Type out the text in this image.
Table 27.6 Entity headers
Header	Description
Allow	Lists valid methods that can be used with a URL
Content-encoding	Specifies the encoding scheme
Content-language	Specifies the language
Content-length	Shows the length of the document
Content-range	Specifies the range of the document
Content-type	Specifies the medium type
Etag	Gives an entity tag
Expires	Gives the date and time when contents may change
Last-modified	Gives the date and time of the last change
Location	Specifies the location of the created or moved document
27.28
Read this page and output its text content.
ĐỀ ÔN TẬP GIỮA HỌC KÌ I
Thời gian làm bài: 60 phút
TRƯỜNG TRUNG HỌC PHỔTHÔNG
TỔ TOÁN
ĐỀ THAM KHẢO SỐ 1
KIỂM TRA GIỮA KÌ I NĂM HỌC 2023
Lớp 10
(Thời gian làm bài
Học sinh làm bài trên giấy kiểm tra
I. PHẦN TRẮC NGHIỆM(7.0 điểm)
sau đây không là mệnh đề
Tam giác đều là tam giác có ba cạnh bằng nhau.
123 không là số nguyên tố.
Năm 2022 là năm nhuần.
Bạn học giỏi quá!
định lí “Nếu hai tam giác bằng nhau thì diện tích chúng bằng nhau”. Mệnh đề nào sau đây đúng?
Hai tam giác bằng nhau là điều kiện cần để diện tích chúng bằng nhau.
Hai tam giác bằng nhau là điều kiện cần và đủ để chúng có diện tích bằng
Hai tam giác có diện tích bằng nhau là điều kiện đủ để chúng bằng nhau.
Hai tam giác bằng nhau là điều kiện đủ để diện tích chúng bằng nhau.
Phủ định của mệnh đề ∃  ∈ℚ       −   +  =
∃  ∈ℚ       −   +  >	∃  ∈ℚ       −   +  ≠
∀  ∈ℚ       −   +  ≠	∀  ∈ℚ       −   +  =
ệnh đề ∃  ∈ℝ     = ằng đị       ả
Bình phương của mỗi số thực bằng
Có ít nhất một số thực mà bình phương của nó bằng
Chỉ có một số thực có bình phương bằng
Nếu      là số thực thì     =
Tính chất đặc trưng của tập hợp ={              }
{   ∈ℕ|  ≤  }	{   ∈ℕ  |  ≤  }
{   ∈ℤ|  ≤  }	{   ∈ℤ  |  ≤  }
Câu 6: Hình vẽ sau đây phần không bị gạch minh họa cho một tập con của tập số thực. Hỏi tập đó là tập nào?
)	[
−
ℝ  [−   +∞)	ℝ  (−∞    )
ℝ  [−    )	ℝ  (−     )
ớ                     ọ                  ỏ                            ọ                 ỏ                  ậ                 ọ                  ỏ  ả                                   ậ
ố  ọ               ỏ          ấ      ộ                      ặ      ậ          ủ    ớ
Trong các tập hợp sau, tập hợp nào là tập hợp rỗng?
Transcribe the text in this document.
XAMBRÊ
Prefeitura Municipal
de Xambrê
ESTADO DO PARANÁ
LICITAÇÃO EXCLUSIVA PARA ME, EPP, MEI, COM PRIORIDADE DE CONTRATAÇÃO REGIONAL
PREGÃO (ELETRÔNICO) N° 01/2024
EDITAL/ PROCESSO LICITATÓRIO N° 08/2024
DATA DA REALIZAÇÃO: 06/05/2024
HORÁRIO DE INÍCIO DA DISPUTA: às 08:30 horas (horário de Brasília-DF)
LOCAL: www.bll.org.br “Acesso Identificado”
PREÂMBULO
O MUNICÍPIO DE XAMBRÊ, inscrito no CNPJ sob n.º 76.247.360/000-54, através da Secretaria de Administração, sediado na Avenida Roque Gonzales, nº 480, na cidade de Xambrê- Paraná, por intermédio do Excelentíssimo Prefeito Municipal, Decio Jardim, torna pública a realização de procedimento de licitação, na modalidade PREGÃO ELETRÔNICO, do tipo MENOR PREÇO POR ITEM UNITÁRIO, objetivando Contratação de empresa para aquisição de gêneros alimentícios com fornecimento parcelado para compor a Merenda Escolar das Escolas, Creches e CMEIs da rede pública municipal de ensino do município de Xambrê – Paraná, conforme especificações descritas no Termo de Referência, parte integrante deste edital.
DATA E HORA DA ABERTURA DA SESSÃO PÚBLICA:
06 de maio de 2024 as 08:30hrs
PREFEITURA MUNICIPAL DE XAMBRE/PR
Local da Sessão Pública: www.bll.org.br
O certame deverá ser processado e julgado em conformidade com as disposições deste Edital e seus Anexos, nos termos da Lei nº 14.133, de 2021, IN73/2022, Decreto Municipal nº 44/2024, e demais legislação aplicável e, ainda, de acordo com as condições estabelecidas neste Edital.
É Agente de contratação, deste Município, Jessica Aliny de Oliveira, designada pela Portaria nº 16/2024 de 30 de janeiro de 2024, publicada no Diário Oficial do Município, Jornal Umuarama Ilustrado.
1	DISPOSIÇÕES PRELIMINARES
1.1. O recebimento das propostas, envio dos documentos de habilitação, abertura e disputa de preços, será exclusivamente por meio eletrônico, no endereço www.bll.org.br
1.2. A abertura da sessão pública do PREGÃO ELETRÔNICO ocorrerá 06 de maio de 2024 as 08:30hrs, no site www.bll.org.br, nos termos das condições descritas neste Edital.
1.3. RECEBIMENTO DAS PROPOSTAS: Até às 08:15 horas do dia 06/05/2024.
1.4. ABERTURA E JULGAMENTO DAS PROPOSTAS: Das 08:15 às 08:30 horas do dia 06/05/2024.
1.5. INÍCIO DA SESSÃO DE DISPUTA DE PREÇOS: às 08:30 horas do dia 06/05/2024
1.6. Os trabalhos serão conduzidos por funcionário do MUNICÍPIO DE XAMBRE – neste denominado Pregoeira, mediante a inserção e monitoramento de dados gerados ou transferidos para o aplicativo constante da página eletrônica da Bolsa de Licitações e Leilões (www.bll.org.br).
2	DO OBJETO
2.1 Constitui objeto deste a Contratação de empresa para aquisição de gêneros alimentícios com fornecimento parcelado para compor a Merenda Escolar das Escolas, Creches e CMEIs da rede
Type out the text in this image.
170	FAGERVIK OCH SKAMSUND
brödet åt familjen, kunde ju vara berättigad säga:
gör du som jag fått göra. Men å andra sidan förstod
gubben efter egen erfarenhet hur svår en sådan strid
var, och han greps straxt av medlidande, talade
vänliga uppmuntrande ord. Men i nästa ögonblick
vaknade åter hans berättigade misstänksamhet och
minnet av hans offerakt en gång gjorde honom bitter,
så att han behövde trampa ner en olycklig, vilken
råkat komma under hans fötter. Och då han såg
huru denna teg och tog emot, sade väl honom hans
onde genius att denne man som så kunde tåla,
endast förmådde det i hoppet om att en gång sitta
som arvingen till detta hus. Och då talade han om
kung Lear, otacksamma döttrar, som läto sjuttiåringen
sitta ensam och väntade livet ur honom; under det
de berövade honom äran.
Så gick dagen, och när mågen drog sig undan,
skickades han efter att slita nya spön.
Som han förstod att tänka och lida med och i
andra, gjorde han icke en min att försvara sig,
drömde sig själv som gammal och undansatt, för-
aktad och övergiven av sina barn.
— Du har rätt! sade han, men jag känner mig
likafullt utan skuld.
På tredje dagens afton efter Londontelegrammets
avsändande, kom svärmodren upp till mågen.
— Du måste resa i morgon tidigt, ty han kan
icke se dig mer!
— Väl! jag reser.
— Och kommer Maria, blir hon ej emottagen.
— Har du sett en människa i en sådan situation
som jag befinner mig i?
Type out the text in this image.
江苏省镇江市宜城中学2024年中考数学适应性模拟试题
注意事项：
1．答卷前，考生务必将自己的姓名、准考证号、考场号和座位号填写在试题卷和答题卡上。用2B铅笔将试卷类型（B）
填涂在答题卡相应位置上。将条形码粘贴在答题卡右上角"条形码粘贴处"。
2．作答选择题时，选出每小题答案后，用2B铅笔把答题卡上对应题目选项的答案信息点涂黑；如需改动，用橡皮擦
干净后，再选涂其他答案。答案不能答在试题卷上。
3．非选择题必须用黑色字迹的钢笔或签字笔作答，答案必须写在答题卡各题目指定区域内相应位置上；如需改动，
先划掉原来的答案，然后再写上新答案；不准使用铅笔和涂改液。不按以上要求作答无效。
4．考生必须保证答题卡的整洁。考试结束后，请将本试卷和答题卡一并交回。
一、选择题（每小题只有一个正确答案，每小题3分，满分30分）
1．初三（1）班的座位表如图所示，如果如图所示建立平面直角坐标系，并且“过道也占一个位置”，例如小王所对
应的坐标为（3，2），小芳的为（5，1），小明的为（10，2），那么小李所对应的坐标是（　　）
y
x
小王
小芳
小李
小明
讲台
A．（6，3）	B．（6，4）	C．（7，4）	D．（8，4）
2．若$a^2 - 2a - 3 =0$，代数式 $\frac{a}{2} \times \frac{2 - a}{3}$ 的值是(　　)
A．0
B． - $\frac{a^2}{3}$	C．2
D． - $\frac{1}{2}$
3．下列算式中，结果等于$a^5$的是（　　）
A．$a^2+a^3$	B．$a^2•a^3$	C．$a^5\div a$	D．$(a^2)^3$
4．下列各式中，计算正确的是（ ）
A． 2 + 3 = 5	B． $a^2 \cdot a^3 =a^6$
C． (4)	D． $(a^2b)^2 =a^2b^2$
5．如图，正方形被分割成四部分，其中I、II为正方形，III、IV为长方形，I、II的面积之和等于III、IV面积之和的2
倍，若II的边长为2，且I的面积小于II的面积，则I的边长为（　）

------------------------------

* **SHORT PROBLEM**: Copy out every line that includes the word "diện".

* **OUTPUT FOR THIS EXERCISE**:
định lí “Nếu hai tam giác bằng nhau thì diện tích chúng bằng nhau”. Mệnh đề nào sau đây đúng?
Hai tam giác bằng nhau là điều kiện cần để diện tích chúng bằng nhau.
Hai tam giác bằng nhau là điều kiện cần và đủ để chúng có diện tích bằng
Hai tam giác có diện tích bằng nhau là điều kiện đủ để chúng bằng nhau.
Hai tam giác bằng nhau là điều kiện đủ để diện tích chúng bằng nhau.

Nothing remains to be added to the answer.